### WHAT YOU NEED TO DO
Copy each line below in which the string "content" occurs.

===== SOURCE RECORDS

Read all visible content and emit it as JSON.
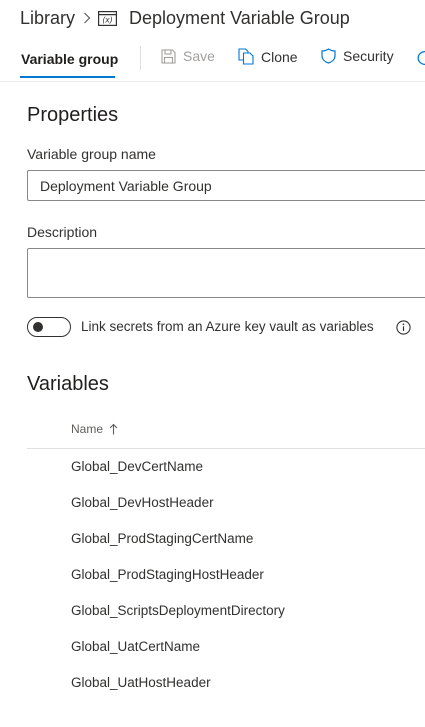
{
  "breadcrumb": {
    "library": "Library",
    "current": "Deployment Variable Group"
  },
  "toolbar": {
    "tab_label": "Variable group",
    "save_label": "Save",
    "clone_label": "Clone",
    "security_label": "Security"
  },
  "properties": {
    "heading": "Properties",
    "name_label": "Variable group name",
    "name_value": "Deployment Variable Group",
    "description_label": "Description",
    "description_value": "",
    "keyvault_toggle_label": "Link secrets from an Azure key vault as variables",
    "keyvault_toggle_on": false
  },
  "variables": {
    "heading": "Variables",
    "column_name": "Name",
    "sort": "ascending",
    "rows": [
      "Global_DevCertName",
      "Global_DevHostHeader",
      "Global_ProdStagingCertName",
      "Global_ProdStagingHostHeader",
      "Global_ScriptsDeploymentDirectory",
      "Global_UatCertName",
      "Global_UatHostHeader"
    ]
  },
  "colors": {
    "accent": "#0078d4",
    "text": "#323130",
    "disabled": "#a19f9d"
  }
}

==========
===== SOURCE RECORDS

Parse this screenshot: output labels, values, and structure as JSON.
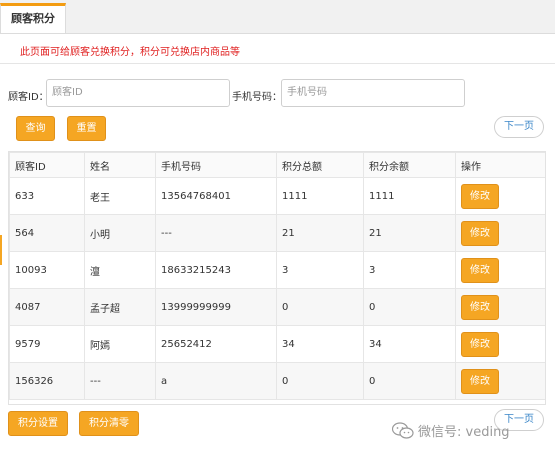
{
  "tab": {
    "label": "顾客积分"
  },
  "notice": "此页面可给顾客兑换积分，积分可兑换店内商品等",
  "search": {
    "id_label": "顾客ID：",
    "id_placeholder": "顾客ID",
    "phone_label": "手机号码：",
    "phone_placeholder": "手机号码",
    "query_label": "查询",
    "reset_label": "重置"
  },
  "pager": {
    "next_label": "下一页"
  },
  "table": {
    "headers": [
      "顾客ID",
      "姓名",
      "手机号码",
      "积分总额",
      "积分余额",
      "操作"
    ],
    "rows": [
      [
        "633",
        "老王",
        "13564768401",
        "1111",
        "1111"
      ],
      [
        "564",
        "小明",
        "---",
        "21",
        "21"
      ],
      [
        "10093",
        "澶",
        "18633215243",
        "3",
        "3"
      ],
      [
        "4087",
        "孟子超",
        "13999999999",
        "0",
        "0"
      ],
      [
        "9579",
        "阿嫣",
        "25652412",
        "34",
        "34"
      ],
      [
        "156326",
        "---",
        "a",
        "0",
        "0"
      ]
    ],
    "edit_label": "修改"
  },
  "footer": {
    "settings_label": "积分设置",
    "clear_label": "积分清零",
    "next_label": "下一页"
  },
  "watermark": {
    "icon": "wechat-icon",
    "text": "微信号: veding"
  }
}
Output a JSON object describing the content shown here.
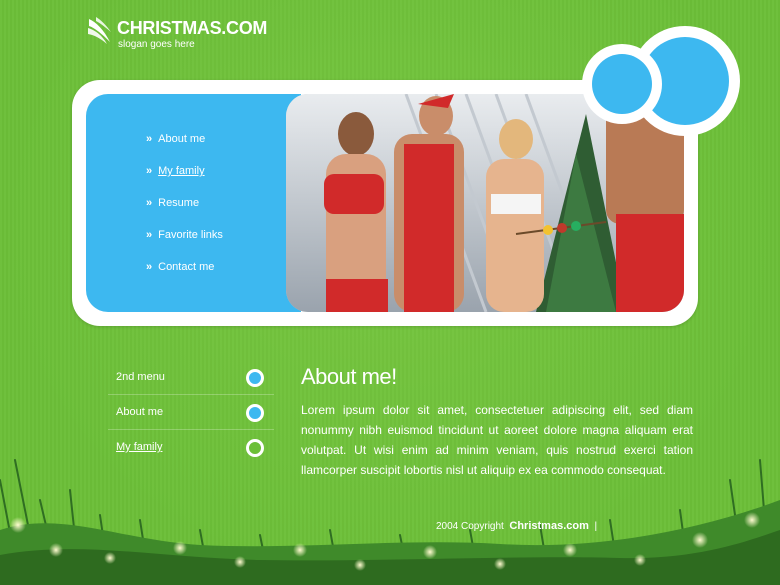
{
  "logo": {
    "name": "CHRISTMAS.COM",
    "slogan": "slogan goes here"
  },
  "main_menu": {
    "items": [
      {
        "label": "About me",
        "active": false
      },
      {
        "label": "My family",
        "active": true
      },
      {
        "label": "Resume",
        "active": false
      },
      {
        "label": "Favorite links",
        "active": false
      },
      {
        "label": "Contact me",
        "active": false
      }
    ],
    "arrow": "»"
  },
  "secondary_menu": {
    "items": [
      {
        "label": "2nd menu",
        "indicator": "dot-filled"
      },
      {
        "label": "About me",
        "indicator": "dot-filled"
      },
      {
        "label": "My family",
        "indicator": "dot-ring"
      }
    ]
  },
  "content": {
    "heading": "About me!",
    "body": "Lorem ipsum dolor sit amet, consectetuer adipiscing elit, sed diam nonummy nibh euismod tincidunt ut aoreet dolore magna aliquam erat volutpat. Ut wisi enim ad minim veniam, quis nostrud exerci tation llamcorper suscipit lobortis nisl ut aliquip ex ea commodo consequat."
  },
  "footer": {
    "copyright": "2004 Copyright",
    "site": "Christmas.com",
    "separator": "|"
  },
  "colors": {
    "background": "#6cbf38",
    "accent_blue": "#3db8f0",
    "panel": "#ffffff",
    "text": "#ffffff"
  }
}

==========

### ANSWER TO THE TASK
Read all visible content and emit it as JSON.
Output a JSON object describing the content shown here.
  "content": {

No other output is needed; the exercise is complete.